**WHAT TO DO:** Your task is to filter the data below down to the lines holding "Signal".

**INPUT MATERIAL:**

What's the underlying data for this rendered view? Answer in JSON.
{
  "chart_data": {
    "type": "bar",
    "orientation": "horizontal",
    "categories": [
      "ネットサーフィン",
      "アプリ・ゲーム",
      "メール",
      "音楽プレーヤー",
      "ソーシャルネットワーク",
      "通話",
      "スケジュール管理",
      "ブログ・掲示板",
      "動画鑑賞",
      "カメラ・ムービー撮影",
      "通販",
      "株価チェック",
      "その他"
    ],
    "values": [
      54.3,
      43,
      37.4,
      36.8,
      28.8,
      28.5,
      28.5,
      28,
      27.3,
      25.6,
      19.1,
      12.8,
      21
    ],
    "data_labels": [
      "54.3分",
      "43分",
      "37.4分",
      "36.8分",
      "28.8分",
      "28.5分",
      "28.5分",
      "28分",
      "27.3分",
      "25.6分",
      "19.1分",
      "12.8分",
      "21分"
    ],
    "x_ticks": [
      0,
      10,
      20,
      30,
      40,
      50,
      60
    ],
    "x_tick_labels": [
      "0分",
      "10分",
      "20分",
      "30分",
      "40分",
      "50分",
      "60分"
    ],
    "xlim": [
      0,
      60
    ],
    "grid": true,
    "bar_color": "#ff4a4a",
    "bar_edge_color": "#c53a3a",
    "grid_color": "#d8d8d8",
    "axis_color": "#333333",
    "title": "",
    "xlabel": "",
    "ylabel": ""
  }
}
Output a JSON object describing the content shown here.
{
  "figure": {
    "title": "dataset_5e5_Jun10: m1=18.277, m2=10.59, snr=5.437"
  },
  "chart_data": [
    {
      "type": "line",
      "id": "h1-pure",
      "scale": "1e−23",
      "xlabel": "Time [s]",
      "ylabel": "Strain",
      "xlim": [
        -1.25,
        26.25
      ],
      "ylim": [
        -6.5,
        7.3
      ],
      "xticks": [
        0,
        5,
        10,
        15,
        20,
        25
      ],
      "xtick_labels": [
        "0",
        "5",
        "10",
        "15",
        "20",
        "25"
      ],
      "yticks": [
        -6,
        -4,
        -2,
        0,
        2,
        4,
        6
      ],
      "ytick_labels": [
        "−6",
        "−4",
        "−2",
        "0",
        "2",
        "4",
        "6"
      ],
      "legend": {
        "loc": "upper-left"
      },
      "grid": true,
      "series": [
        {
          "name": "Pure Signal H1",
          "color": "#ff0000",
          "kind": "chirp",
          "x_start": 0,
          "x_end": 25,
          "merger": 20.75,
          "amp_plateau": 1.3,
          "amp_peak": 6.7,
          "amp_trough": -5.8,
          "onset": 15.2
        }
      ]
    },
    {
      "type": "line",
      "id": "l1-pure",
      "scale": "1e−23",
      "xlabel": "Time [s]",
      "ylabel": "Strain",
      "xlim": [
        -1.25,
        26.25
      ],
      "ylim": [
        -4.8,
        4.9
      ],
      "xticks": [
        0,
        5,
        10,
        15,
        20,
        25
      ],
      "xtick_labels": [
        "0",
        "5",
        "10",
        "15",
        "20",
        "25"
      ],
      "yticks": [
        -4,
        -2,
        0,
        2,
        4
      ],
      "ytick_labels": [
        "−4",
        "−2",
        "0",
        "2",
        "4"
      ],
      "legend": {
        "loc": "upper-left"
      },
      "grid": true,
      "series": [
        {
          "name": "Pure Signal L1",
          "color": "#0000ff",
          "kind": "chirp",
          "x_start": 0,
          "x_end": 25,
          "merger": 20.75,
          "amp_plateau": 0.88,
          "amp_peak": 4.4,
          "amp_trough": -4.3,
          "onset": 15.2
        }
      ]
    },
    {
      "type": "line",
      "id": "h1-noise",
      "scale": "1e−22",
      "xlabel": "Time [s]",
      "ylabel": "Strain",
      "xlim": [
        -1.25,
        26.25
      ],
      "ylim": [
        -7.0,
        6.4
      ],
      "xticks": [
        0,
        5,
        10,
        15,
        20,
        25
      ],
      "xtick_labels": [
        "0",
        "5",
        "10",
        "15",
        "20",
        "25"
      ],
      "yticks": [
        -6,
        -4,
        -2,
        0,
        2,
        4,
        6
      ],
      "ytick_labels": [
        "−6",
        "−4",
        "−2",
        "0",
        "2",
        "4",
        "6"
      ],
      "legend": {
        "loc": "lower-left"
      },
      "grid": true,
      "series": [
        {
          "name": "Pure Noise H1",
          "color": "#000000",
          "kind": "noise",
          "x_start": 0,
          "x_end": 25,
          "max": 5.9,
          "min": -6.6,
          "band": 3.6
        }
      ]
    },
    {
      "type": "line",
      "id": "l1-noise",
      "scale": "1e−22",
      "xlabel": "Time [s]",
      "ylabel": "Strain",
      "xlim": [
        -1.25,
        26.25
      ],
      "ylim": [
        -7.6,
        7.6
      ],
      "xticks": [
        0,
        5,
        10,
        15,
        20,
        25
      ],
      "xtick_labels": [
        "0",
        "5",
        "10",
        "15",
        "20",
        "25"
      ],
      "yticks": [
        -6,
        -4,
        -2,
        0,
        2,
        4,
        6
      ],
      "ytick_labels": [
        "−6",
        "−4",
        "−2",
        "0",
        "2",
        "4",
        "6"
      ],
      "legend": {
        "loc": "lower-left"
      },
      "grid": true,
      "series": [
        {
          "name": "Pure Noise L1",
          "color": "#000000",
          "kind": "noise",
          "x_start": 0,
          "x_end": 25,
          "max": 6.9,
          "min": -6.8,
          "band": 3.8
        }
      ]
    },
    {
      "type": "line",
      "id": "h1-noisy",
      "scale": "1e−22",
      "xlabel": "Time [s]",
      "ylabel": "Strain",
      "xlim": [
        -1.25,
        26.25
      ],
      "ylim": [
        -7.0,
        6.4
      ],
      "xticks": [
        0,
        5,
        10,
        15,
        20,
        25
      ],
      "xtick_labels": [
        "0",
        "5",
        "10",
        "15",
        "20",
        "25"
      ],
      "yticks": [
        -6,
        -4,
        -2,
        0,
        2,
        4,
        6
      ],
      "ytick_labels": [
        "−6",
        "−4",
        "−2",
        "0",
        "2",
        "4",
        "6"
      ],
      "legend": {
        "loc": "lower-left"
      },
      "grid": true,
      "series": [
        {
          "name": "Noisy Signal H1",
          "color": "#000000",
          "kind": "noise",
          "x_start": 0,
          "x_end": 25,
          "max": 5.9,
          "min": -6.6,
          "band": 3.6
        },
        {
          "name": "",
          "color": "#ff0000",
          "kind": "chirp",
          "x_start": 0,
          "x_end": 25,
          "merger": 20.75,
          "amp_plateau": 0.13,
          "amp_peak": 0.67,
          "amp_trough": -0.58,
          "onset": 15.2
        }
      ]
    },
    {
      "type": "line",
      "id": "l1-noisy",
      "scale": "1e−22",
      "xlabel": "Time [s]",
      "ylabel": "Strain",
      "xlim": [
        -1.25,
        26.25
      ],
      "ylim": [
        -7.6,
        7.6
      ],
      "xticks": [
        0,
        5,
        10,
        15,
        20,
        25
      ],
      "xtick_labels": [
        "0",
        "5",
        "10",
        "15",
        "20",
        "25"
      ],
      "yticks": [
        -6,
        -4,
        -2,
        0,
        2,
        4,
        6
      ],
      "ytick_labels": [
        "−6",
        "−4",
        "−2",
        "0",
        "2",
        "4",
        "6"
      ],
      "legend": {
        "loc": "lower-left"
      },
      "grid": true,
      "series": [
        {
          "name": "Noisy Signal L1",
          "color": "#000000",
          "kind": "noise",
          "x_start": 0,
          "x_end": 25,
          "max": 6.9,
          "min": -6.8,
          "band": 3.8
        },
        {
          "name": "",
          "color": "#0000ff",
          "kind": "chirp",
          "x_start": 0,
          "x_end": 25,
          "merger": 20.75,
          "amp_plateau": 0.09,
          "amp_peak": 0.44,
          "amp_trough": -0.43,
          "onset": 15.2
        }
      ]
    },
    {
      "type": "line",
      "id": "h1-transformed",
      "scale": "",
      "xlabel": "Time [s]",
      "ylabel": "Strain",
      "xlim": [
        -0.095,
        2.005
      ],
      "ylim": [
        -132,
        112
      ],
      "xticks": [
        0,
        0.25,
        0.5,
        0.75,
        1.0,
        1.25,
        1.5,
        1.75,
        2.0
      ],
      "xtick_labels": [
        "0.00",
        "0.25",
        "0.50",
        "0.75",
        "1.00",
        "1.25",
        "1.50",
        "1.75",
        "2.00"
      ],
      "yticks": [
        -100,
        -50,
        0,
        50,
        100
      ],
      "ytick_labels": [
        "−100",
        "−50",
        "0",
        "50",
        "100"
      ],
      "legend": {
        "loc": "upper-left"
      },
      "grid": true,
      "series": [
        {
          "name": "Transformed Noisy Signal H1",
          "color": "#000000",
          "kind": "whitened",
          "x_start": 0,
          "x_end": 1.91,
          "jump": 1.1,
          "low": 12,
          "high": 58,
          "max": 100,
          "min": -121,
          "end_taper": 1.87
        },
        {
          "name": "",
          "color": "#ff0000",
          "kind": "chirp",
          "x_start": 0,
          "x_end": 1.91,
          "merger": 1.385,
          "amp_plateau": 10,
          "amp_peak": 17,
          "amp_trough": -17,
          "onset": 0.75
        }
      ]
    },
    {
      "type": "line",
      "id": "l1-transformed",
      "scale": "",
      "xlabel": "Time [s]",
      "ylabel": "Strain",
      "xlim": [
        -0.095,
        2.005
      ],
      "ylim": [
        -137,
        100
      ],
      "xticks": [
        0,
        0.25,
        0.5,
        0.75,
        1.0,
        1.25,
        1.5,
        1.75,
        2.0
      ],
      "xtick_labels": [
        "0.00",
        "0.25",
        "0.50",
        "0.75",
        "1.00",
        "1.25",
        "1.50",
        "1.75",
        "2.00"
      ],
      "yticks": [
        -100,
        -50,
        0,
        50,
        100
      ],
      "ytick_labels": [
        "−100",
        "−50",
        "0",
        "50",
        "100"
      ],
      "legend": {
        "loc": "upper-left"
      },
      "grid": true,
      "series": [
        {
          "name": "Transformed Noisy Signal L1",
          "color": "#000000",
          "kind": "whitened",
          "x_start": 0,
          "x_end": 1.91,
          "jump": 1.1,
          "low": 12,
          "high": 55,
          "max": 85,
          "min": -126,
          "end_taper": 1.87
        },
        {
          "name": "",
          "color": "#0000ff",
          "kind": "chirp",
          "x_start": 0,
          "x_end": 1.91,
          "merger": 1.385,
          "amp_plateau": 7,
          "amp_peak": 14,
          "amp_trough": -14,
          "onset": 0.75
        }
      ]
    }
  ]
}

**FINISHED EXERCISE:**
          "name": "Pure Signal H1",
          "name": "Pure Signal L1",
          "name": "Noisy Signal H1",
          "name": "Noisy Signal L1",
          "name": "Transformed Noisy Signal H1",
          "name": "Transformed Noisy Signal L1",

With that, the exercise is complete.